### Task brief
For the data that follows, report how many lines contain the word "color", and nothing else.

►

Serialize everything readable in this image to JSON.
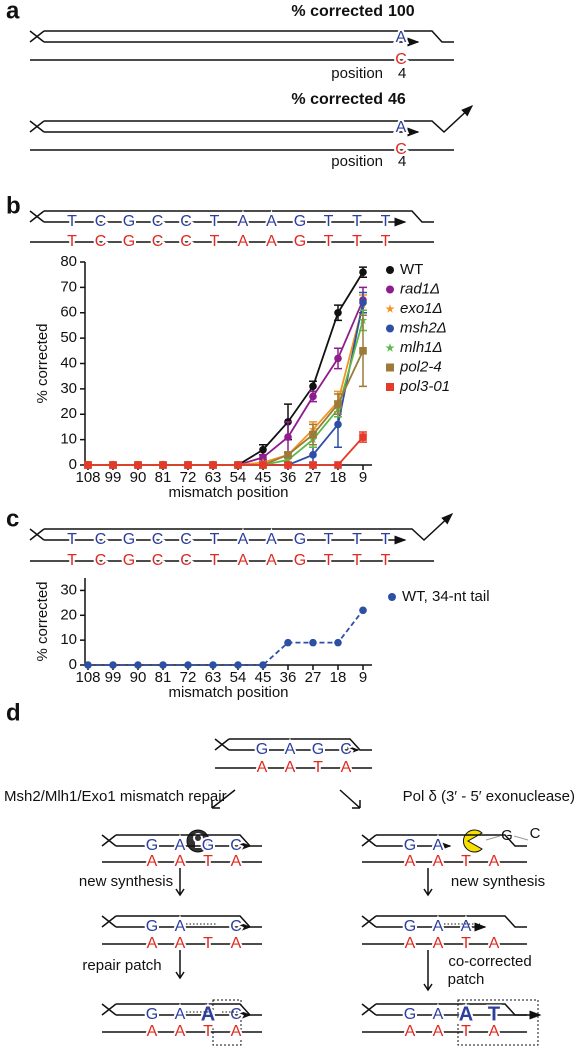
{
  "panel_labels": [
    "a",
    "b",
    "c",
    "d"
  ],
  "panel_a": {
    "diagrams": [
      {
        "heading": "% corrected",
        "percent": 100,
        "top_base": "A",
        "bottom_base": "C",
        "position_label": "position",
        "position": 4
      },
      {
        "heading": "% corrected",
        "percent": 46,
        "top_base": "A",
        "bottom_base": "C",
        "position_label": "position",
        "position": 4
      }
    ]
  },
  "panel_b": {
    "top_strand": [
      "T",
      "C",
      "G",
      "C",
      "C",
      "T",
      "A",
      "A",
      "G",
      "T",
      "T",
      "T"
    ],
    "bottom_strand": [
      "T",
      "C",
      "G",
      "C",
      "C",
      "T",
      "A",
      "A",
      "G",
      "T",
      "T",
      "T"
    ]
  },
  "panel_c": {
    "top_strand": [
      "T",
      "C",
      "G",
      "C",
      "C",
      "T",
      "A",
      "A",
      "G",
      "T",
      "T",
      "T"
    ],
    "bottom_strand": [
      "T",
      "C",
      "G",
      "C",
      "C",
      "T",
      "A",
      "A",
      "G",
      "T",
      "T",
      "T"
    ]
  },
  "chart_data": [
    {
      "type": "line",
      "xlabel": "mismatch position",
      "ylabel": "% corrected",
      "categories": [
        "108",
        "99",
        "90",
        "81",
        "72",
        "63",
        "54",
        "45",
        "36",
        "27",
        "18",
        "9"
      ],
      "ylim": [
        0,
        80
      ],
      "yticks": [
        0,
        10,
        20,
        30,
        40,
        50,
        60,
        70,
        80
      ],
      "series": [
        {
          "name": "WT",
          "color": "#111111",
          "marker": "circle",
          "italic": false,
          "values": [
            0,
            0,
            0,
            0,
            0,
            0,
            0,
            6,
            17,
            31,
            60,
            76
          ],
          "errors": [
            0,
            0,
            0,
            0,
            0,
            0,
            0,
            2,
            7,
            2,
            3,
            2
          ]
        },
        {
          "name": "rad1Δ",
          "color": "#8e1c8e",
          "marker": "circle",
          "italic": true,
          "values": [
            0,
            0,
            0,
            0,
            0,
            0,
            0,
            3,
            11,
            27,
            42,
            65
          ],
          "errors": [
            0,
            0,
            0,
            0,
            0,
            0,
            0,
            1,
            6,
            2,
            4,
            5
          ]
        },
        {
          "name": "exo1Δ",
          "color": "#f39422",
          "marker": "star",
          "italic": true,
          "values": [
            0,
            0,
            0,
            0,
            0,
            0,
            0,
            1,
            4,
            14,
            25,
            63
          ],
          "errors": [
            0,
            0,
            0,
            0,
            0,
            0,
            0,
            0,
            1,
            3,
            4,
            4
          ]
        },
        {
          "name": "msh2Δ",
          "color": "#2d50a5",
          "marker": "circle",
          "italic": true,
          "values": [
            0,
            0,
            0,
            0,
            0,
            0,
            0,
            0,
            0,
            4,
            16,
            64
          ],
          "errors": [
            0,
            0,
            0,
            0,
            0,
            0,
            0,
            0,
            0,
            3,
            9,
            4
          ]
        },
        {
          "name": "mlh1Δ",
          "color": "#5bb947",
          "marker": "star",
          "italic": true,
          "values": [
            0,
            0,
            0,
            0,
            0,
            0,
            0,
            0,
            2,
            10,
            22,
            57
          ],
          "errors": [
            0,
            0,
            0,
            0,
            0,
            0,
            0,
            0,
            1,
            3,
            3,
            4
          ]
        },
        {
          "name": "pol2-4",
          "color": "#9b7a3a",
          "marker": "square",
          "italic": true,
          "values": [
            0,
            0,
            0,
            0,
            0,
            0,
            0,
            0,
            4,
            12,
            24,
            45
          ],
          "errors": [
            0,
            0,
            0,
            0,
            0,
            0,
            0,
            0,
            1,
            4,
            4,
            14
          ]
        },
        {
          "name": "pol3-01",
          "color": "#e5392a",
          "marker": "square",
          "italic": true,
          "values": [
            0,
            0,
            0,
            0,
            0,
            0,
            0,
            0,
            0,
            0,
            0,
            11
          ],
          "errors": [
            0,
            0,
            0,
            0,
            0,
            0,
            0,
            0,
            0,
            0,
            0,
            2
          ]
        }
      ]
    },
    {
      "type": "line",
      "xlabel": "mismatch position",
      "ylabel": "% corrected",
      "categories": [
        "108",
        "99",
        "90",
        "81",
        "72",
        "63",
        "54",
        "45",
        "36",
        "27",
        "18",
        "9"
      ],
      "ylim": [
        0,
        35
      ],
      "yticks": [
        0,
        10,
        20,
        30
      ],
      "series": [
        {
          "name": "WT, 34-nt tail",
          "color": "#2d50a5",
          "marker": "circle",
          "italic": false,
          "dash": true,
          "values": [
            0,
            0,
            0,
            0,
            0,
            0,
            0,
            0,
            9,
            9,
            9,
            22
          ]
        }
      ]
    }
  ],
  "panel_d": {
    "top": {
      "top_bases": [
        "G",
        "A",
        "G",
        "C"
      ],
      "bottom_bases": [
        "A",
        "A",
        "T",
        "A"
      ]
    },
    "left_title": "Msh2/Mlh1/Exo1 mismatch repair",
    "right_title": "Pol δ (3′ - 5′ exonuclease)",
    "left": {
      "labels": [
        "new synthesis",
        "repair patch"
      ],
      "steps": [
        {
          "top_bases": [
            "G",
            "A",
            "G",
            "C"
          ],
          "bottom_bases": [
            "A",
            "A",
            "T",
            "A"
          ]
        },
        {
          "top_bases": [
            "G",
            "A",
            null,
            "C"
          ],
          "bottom_bases": [
            "A",
            "A",
            "T",
            "A"
          ]
        },
        {
          "top_bases": [
            "G",
            "A",
            "A",
            "C"
          ],
          "bottom_bases": [
            "A",
            "A",
            "T",
            "A"
          ]
        }
      ]
    },
    "right": {
      "labels": [
        "new synthesis",
        "co-corrected",
        "patch"
      ],
      "excised": [
        "G",
        "C"
      ],
      "steps": [
        {
          "top_bases": [
            "G",
            "A",
            null,
            null
          ],
          "bottom_bases": [
            "A",
            "A",
            "T",
            "A"
          ]
        },
        {
          "top_bases": [
            "G",
            "A",
            "A",
            null
          ],
          "bottom_bases": [
            "A",
            "A",
            "T",
            "A"
          ]
        },
        {
          "top_bases": [
            "G",
            "A",
            "A",
            "T"
          ],
          "bottom_bases": [
            "A",
            "A",
            "T",
            "A"
          ]
        }
      ]
    }
  }
}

◄

### Exercise solution
8